==== EXERCISE INPUT ====

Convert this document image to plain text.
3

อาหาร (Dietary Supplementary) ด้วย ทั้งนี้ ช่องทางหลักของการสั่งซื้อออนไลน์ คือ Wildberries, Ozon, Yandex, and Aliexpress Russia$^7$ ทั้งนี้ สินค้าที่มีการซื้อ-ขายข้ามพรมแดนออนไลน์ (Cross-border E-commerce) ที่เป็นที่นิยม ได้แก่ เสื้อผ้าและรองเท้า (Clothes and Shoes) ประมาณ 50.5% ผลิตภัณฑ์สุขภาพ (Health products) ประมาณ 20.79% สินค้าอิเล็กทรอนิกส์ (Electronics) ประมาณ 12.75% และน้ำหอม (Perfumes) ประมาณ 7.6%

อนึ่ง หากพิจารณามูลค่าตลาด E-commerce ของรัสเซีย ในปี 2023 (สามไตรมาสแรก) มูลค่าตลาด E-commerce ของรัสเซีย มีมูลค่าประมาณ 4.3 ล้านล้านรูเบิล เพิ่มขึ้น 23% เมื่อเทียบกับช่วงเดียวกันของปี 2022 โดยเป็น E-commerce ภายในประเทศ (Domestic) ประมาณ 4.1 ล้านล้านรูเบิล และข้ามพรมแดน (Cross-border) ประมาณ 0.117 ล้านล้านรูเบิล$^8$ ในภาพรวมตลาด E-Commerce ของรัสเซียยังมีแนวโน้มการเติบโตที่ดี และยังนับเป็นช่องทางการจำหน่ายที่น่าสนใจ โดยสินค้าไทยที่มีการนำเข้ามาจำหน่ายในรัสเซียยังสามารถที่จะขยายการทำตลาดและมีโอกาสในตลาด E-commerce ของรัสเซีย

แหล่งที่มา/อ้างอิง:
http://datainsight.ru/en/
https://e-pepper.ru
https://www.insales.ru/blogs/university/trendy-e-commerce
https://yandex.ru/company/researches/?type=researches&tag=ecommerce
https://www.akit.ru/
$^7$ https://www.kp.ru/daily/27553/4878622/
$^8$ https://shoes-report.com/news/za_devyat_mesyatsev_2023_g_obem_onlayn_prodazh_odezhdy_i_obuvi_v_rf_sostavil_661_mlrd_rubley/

====

• SET EXERCISE: Scan the material line by line and report each one that contains "border".

• CORRECT RESULT:
อาหาร (Dietary Supplementary) ด้วย ทั้งนี้ ช่องทางหลักของการสั่งซื้อออนไลน์ คือ Wildberries, Ozon, Yandex, and Aliexpress Russia$^7$ ทั้งนี้ สินค้าที่มีการซื้อ-ขายข้ามพรมแดนออนไลน์ (Cross-border E-commerce) ที่เป็นที่นิยม ได้แก่ เสื้อผ้าและรองเท้า (Clothes and Shoes) ประมาณ 50.5% ผลิตภัณฑ์สุขภาพ (Health products) ประมาณ 20.79% สินค้าอิเล็กทรอนิกส์ (Electronics) ประมาณ 12.75% และน้ำหอม (Perfumes) ประมาณ 7.6%
อนึ่ง หากพิจารณามูลค่าตลาด E-commerce ของรัสเซีย ในปี 2023 (สามไตรมาสแรก) มูลค่าตลาด E-commerce ของรัสเซีย มีมูลค่าประมาณ 4.3 ล้านล้านรูเบิล เพิ่มขึ้น 23% เมื่อเทียบกับช่วงเดียวกันของปี 2022 โดยเป็น E-commerce ภายในประเทศ (Domestic) ประมาณ 4.1 ล้านล้านรูเบิล และข้ามพรมแดน (Cross-border) ประมาณ 0.117 ล้านล้านรูเบิล$^8$ ในภาพรวมตลาด E-Commerce ของรัสเซียยังมีแนวโน้มการเติบโตที่ดี และยังนับเป็นช่องทางการจำหน่ายที่น่าสนใจ โดยสินค้าไทยที่มีการนำเข้ามาจำหน่ายในรัสเซียยังสามารถที่จะขยายการทำตลาดและมีโอกาสในตลาด E-commerce ของรัสเซีย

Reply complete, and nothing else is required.